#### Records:
::::::

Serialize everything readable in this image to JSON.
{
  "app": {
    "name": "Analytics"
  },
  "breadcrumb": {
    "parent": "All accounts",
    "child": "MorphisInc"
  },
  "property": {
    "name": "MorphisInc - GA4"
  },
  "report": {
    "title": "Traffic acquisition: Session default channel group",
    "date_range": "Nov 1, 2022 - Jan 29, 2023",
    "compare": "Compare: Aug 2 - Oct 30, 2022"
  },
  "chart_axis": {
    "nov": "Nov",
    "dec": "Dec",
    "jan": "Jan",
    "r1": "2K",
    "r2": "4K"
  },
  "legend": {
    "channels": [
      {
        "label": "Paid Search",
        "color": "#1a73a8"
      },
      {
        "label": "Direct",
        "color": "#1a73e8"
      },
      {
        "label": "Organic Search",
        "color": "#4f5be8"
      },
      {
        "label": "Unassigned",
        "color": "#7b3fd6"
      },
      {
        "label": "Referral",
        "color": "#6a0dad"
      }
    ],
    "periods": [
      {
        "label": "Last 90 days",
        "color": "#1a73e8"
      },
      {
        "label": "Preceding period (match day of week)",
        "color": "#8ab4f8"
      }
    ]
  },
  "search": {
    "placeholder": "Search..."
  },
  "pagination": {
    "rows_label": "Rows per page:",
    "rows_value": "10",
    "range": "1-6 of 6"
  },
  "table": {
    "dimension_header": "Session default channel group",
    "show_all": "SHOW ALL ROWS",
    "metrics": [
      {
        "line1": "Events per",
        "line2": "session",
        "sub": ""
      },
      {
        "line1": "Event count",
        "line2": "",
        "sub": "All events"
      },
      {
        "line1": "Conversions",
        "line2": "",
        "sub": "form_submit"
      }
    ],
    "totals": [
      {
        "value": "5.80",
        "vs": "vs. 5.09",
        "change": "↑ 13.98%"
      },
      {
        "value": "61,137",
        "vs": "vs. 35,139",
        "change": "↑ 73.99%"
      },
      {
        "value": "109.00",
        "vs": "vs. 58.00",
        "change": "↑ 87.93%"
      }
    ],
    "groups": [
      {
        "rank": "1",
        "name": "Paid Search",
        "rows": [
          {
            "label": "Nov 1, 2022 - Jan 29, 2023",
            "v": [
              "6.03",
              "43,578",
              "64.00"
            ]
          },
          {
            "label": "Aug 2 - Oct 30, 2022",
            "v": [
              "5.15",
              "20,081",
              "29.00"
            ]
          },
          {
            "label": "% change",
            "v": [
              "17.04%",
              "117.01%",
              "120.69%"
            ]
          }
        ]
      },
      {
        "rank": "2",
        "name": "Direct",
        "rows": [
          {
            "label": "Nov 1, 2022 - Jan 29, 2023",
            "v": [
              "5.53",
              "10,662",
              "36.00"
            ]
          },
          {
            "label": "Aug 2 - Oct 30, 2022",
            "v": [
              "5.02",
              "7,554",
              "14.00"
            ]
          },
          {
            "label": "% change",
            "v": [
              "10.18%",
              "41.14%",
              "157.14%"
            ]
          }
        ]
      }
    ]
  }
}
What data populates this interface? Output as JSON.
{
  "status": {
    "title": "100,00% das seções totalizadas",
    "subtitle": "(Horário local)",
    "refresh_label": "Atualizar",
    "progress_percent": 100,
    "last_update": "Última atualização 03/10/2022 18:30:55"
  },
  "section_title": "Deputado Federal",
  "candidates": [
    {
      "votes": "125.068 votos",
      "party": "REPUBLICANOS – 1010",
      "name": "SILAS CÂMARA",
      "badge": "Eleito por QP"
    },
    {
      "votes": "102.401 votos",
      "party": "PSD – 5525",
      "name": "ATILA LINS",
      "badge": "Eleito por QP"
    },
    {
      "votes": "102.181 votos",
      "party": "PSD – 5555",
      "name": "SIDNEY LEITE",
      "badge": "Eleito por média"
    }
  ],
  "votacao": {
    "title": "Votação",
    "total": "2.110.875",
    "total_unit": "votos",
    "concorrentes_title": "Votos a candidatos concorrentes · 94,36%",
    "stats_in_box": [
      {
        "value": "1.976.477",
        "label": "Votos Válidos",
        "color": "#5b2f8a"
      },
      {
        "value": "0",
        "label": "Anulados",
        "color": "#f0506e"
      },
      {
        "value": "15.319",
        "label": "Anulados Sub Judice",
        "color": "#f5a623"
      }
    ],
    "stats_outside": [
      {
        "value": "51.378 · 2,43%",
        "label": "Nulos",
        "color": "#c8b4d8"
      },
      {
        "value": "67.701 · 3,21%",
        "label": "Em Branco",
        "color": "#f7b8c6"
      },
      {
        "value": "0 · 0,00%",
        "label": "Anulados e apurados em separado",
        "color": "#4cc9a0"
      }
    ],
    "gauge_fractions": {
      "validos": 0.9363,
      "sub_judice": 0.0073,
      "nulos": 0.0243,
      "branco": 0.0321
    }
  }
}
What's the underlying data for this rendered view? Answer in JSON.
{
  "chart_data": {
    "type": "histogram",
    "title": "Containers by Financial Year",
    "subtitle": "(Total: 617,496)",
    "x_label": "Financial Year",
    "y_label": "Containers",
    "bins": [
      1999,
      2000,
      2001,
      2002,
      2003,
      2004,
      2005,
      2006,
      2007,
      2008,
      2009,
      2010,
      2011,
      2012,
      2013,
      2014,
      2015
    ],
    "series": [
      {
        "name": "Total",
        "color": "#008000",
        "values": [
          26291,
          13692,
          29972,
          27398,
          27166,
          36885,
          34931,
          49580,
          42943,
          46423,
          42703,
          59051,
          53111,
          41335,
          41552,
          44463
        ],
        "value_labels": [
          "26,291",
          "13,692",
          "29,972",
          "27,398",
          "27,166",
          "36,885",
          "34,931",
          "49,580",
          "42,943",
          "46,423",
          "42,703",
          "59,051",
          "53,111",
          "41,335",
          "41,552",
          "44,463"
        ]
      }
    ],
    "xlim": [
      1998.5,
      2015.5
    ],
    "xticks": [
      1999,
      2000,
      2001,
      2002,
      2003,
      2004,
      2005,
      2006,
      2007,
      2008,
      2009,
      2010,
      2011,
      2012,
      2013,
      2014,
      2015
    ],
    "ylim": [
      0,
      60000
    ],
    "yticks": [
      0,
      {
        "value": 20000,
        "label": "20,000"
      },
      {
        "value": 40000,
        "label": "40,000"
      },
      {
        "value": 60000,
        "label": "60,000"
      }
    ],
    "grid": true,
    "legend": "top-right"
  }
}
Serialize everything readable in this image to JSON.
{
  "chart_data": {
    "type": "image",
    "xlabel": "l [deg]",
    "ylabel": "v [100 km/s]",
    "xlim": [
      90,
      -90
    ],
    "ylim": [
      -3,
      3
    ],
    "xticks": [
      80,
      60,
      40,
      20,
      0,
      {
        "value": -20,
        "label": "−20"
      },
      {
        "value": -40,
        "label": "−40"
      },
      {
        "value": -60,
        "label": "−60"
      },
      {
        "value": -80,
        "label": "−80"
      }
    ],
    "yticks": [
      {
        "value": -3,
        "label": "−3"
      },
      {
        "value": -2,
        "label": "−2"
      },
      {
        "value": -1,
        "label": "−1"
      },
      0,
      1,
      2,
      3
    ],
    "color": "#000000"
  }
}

::::::

#### What is being asked:
Set down all of the entries exactly, please.

#### Exercise result:
Serialize everything readable in this image to JSON.
{
  "app": {
    "name": "Analytics"
  },
  "breadcrumb": {
    "parent": "All accounts",
    "child": "MorphisInc"
  },
  "property": {
    "name": "MorphisInc - GA4"
  },
  "report": {
    "title": "Traffic acquisition: Session default channel group",
    "date_range": "Nov 1, 2022 - Jan 29, 2023",
    "compare": "Compare: Aug 2 - Oct 30, 2022"
  },
  "chart_axis": {
    "nov": "Nov",
    "dec": "Dec",
    "jan": "Jan",
    "r1": "2K",
    "r2": "4K"
  },
  "legend": {
    "channels": [
      {
        "label": "Paid Search",
        "color": "#1a73a8"
      },
      {
        "label": "Direct",
        "color": "#1a73e8"
      },
      {
        "label": "Organic Search",
        "color": "#4f5be8"
      },
      {
        "label": "Unassigned",
        "color": "#7b3fd6"
      },
      {
        "label": "Referral",
        "color": "#6a0dad"
      }
    ],
    "periods": [
      {
        "label": "Last 90 days",
        "color": "#1a73e8"
      },
      {
        "label": "Preceding period (match day of week)",
        "color": "#8ab4f8"
      }
    ]
  },
  "search": {
    "placeholder": "Search..."
  },
  "pagination": {
    "rows_label": "Rows per page:",
    "rows_value": "10",
    "range": "1-6 of 6"
  },
  "table": {
    "dimension_header": "Session default channel group",
    "show_all": "SHOW ALL ROWS",
    "metrics": [
      {
        "line1": "Events per",
        "line2": "session",
        "sub": ""
      },
      {
        "line1": "Event count",
        "line2": "",
        "sub": "All events"
      },
      {
        "line1": "Conversions",
        "line2": "",
        "sub": "form_submit"
      }
    ],
    "totals": [
      {
        "value": "5.80",
        "vs": "vs. 5.09",
        "change": "↑ 13.98%"
      },
      {
        "value": "61,137",
        "vs": "vs. 35,139",
        "change": "↑ 73.99%"
      },
      {
        "value": "109.00",
        "vs": "vs. 58.00",
        "change": "↑ 87.93%"
      }
    ],
    "groups": [
      {
        "rank": "1",
        "name": "Paid Search",
        "rows": [
          {
            "label": "Nov 1, 2022 - Jan 29, 2023",
            "v": [
              "6.03",
              "43,578",
              "64.00"
            ]
          },
          {
            "label": "Aug 2 - Oct 30, 2022",
            "v": [
              "5.15",
              "20,081",
              "29.00"
            ]
          },
          {
            "label": "% change",
            "v": [
              "17.04%",
              "117.01%",
              "120.69%"
            ]
          }
        ]
      },
      {
        "rank": "2",
        "name": "Direct",
        "rows": [
          {
            "label": "Nov 1, 2022 - Jan 29, 2023",
            "v": [
              "5.53",
              "10,662",
              "36.00"
            ]
          },
          {
            "label": "Aug 2 - Oct 30, 2022",
            "v": [
              "5.02",
              "7,554",
              "14.00"
            ]
          },
          {
            "label": "% change",
            "v": [
              "10.18%",
              "41.14%",
              "157.14%"
            ]
          }
        ]
      }
    ]
  }
}
What data populates this interface? Output as JSON.
{
  "status": {
    "title": "100,00% das seções totalizadas",
    "subtitle": "(Horário local)",
    "refresh_label": "Atualizar",
    "progress_percent": 100,
    "last_update": "Última atualização 03/10/2022 18:30:55"
  },
  "section_title": "Deputado Federal",
  "candidates": [
    {
      "votes": "125.068 votos",
      "party": "REPUBLICANOS – 1010",
      "name": "SILAS CÂMARA",
      "badge": "Eleito por QP"
    },
    {
      "votes": "102.401 votos",
      "party": "PSD – 5525",
      "name": "ATILA LINS",
      "badge": "Eleito por QP"
    },
    {
      "votes": "102.181 votos",
      "party": "PSD – 5555",
      "name": "SIDNEY LEITE",
      "badge": "Eleito por média"
    }
  ],
  "votacao": {
    "title": "Votação",
    "total": "2.110.875",
    "total_unit": "votos",
    "concorrentes_title": "Votos a candidatos concorrentes · 94,36%",
    "stats_in_box": [
      {
        "value": "1.976.477",
        "label": "Votos Válidos",
        "color": "#5b2f8a"
      },
      {
        "value": "0",
        "label": "Anulados",
        "color": "#f0506e"
      },
      {
        "value": "15.319",
        "label": "Anulados Sub Judice",
        "color": "#f5a623"
      }
    ],
    "stats_outside": [
      {
        "value": "51.378 · 2,43%",
        "label": "Nulos",
        "color": "#c8b4d8"
      },
      {
        "value": "67.701 · 3,21%",
        "label": "Em Branco",
        "color": "#f7b8c6"
      },
      {
        "value": "0 · 0,00%",
        "label": "Anulados e apurados em separado",
        "color": "#4cc9a0"
      }
    ],
    "gauge_fractions": {
      "validos": 0.9363,
      "sub_judice": 0.0073,
      "nulos": 0.0243,
      "branco": 0.0321
    }
  }
}
What's the underlying data for this rendered view? Answer in JSON.
{
  "chart_data": {
    "type": "histogram",
    "title": "Containers by Financial Year",
    "subtitle": "(Total: 617,496)",
    "x_label": "Financial Year",
    "y_label": "Containers",
    "bins": [
      1999,
      2000,
      2001,
      2002,
      2003,
      2004,
      2005,
      2006,
      2007,
      2008,
      2009,
      2010,
      2011,
      2012,
      2013,
      2014,
      2015
    ],
    "series": [
      {
        "name": "Total",
        "color": "#008000",
        "values": [
          26291,
          13692,
          29972,
          27398,
          27166,
          36885,
          34931,
          49580,
          42943,
          46423,
          42703,
          59051,
          53111,
          41335,
          41552,
          44463
        ],
        "value_labels": [
          "26,291",
          "13,692",
          "29,972",
          "27,398",
          "27,166",
          "36,885",
          "34,931",
          "49,580",
          "42,943",
          "46,423",
          "42,703",
          "59,051",
          "53,111",
          "41,335",
          "41,552",
          "44,463"
        ]
      }
    ],
    "xlim": [
      1998.5,
      2015.5
    ],
    "xticks": [
      1999,
      2000,
      2001,
      2002,
      2003,
      2004,
      2005,
      2006,
      2007,
      2008,
      2009,
      2010,
      2011,
      2012,
      2013,
      2014,
      2015
    ],
    "ylim": [
      0,
      60000
    ],
    "yticks": [
      0,
      {
        "value": 20000,
        "label": "20,000"
      },
      {
        "value": 40000,
        "label": "40,000"
      },
      {
        "value": 60000,
        "label": "60,000"
      }
    ],
    "grid": true,
    "legend": "top-right"
  }
}
Serialize everything readable in this image to JSON.
{
  "chart_data": {
    "type": "image",
    "xlabel": "l [deg]",
    "ylabel": "v [100 km/s]",
    "xlim": [
      90,
      -90
    ],
    "ylim": [
      -3,
      3
    ],
    "xticks": [
      80,
      60,
      40,
      20,
      0,
      {
        "value": -20,
        "label": "−20"
      },
      {
        "value": -40,
        "label": "−40"
      },
      {
        "value": -60,
        "label": "−60"
      },
      {
        "value": -80,
        "label": "−80"
      }
    ],
    "yticks": [
      {
        "value": -3,
        "label": "−3"
      },
      {
        "value": -2,
        "label": "−2"
      },
      {
        "value": -1,
        "label": "−1"
      },
      0,
      1,
      2,
      3
    ],
    "color": "#000000"
  }
}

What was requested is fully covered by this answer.